------ Provided data

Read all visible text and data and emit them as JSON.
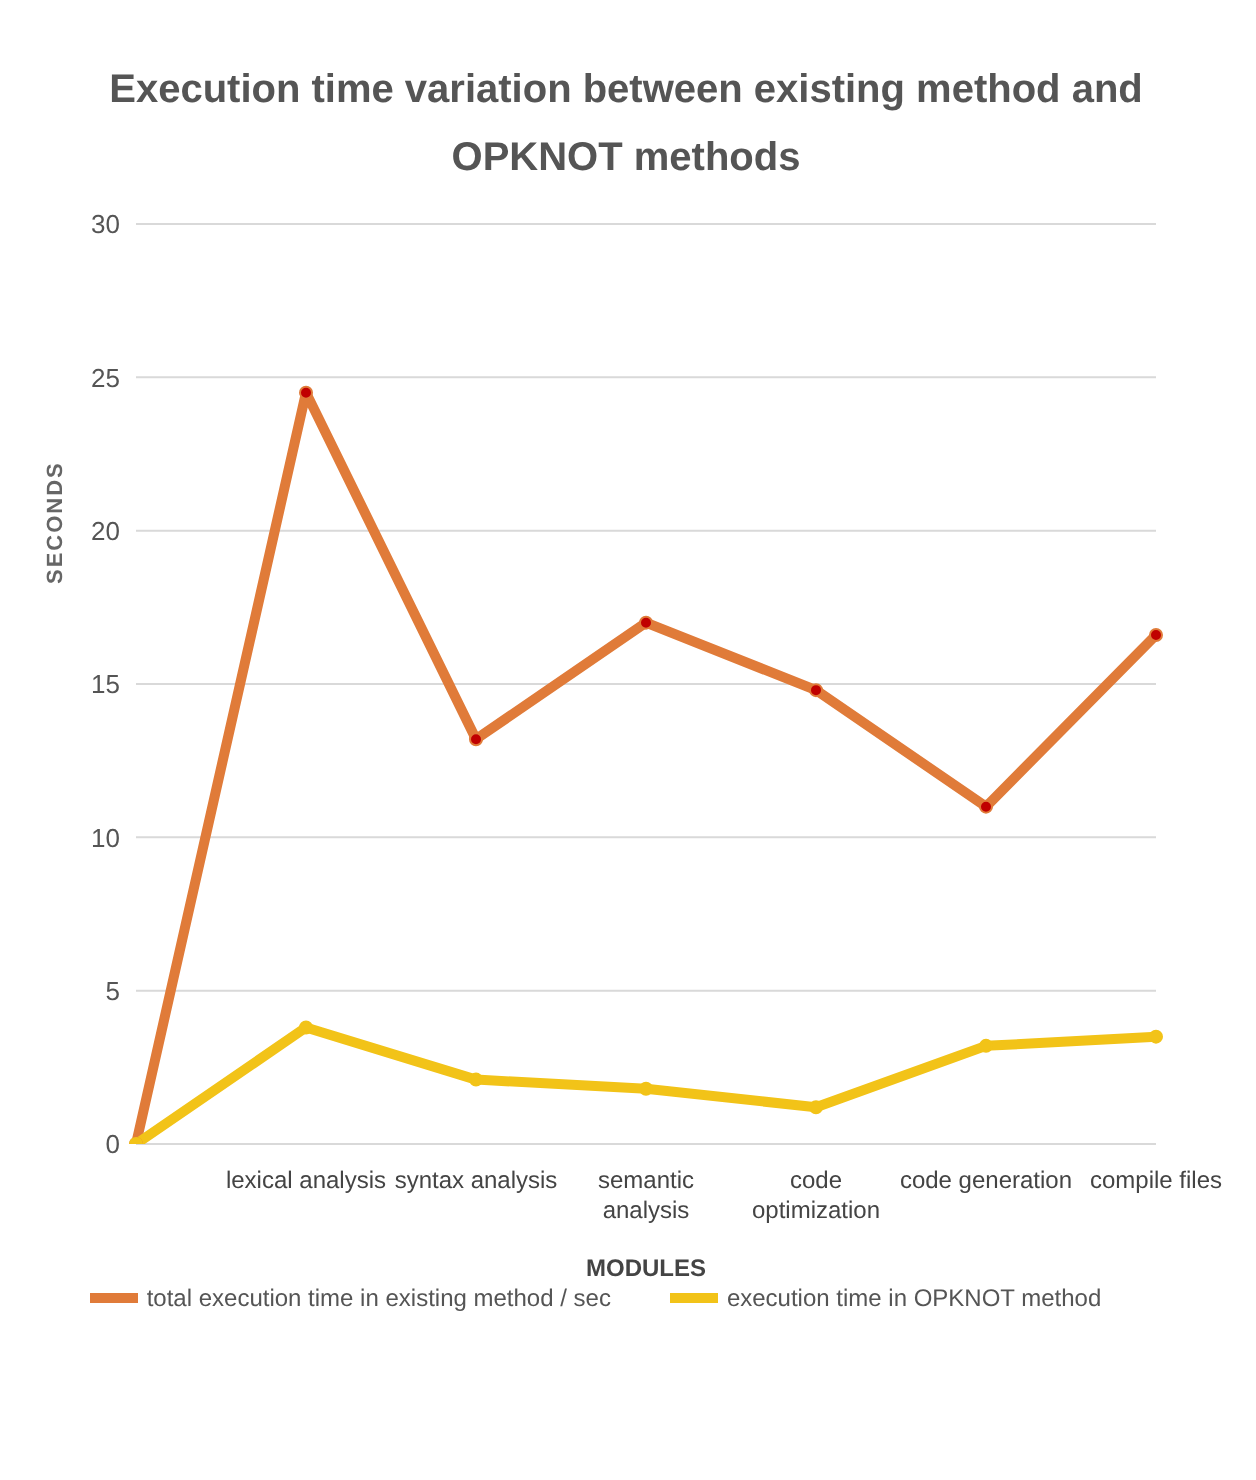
{
  "chart_data": {
    "type": "line",
    "title": "Execution time variation between existing method and OPKNOT methods",
    "xlabel": "MODULES",
    "ylabel": "SECONDS",
    "categories": [
      null,
      "lexical analysis",
      "syntax analysis",
      "semantic analysis",
      "code optimization",
      "code generation",
      "compile files"
    ],
    "series": [
      {
        "name": "total execution time in existing method / sec",
        "color": "#e07b39",
        "values": [
          0,
          24.5,
          13.2,
          17,
          14.8,
          11,
          16.6
        ]
      },
      {
        "name": "execution time in OPKNOT method",
        "color": "#f2c318",
        "values": [
          0,
          3.8,
          2.1,
          1.8,
          1.2,
          3.2,
          3.5
        ]
      }
    ],
    "ylim": [
      0,
      30
    ],
    "yticks": [
      0,
      5,
      10,
      15,
      20,
      25,
      30
    ],
    "grid": "y",
    "legend": "bottom",
    "marker": "circle",
    "line_style": "solid"
  }
}
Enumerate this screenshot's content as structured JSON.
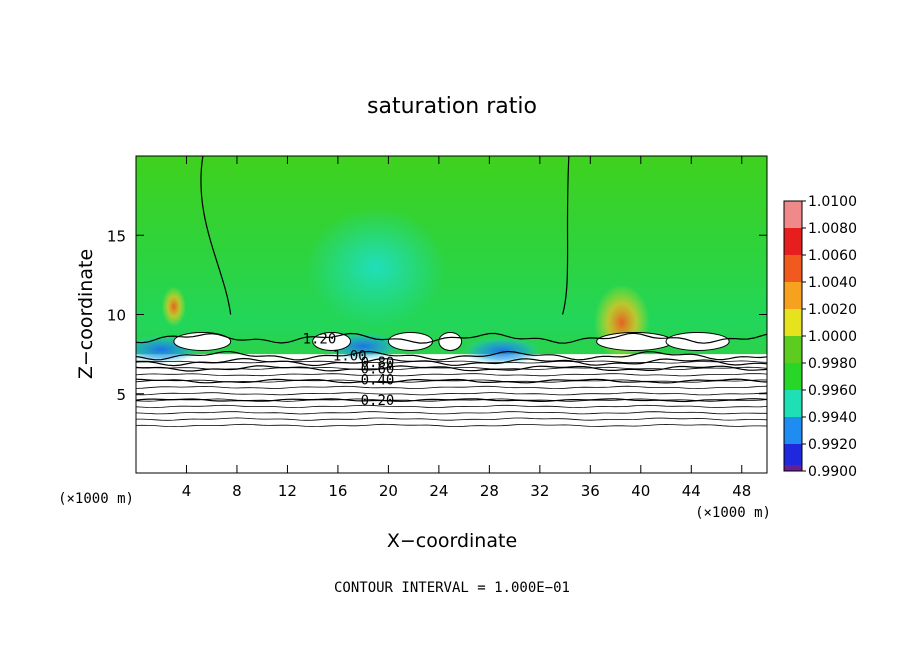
{
  "chart_data": {
    "type": "heatmap",
    "title": "saturation ratio",
    "xlabel": "X−coordinate",
    "ylabel": "Z−coordinate",
    "x_unit": "(×1000 m)",
    "y_unit": "(×1000 m)",
    "xlim": [
      0,
      50
    ],
    "ylim": [
      0,
      20
    ],
    "x_ticks": [
      4,
      8,
      12,
      16,
      20,
      24,
      28,
      32,
      36,
      40,
      44,
      48
    ],
    "y_ticks": [
      5,
      10,
      15
    ],
    "footer": "CONTOUR INTERVAL = 1.000E−01",
    "colorbar": {
      "labels": [
        "1.0100",
        "1.0080",
        "1.0060",
        "1.0040",
        "1.0020",
        "1.0000",
        "0.9980",
        "0.9960",
        "0.9940",
        "0.9920",
        "0.9900"
      ],
      "colors": [
        "#f08a8a",
        "#e61e1e",
        "#f05a1e",
        "#f7a21e",
        "#e6e21e",
        "#5ccd1e",
        "#28d628",
        "#1ee0b4",
        "#1e8cf0",
        "#1e28dc",
        "#1e1e96"
      ],
      "min": 0.99,
      "max": 1.01,
      "bottom_color": "#6a1e96"
    },
    "contours": [
      {
        "label": "0.20",
        "z": 4.6
      },
      {
        "label": "0.40",
        "z": 5.8
      },
      {
        "label": "0.60",
        "z": 6.6
      },
      {
        "label": "0.80",
        "z": 7.0
      },
      {
        "label": "1.00",
        "z": 7.4
      },
      {
        "label": "1.20",
        "z": 8.5
      }
    ],
    "field": {
      "background_value": 1.0,
      "saturated_layer_z": [
        7.5,
        20
      ],
      "features": [
        {
          "x": 18,
          "z": 8.0,
          "value": 0.9935
        },
        {
          "x": 29,
          "z": 7.7,
          "value": 0.9935
        },
        {
          "x": 2,
          "z": 7.8,
          "value": 0.9935
        },
        {
          "x": 19,
          "z": 13,
          "value": 0.9968
        },
        {
          "x": 38.5,
          "z": 9.5,
          "value": 1.006
        },
        {
          "x": 3,
          "z": 10.5,
          "value": 1.003
        }
      ]
    }
  }
}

------------

• The problem: Locate the lines above that hold the word "analysis". Show every one of them.

• Answer in full:
      "lexical analysis",
      "syntax analysis",
      "semantic analysis",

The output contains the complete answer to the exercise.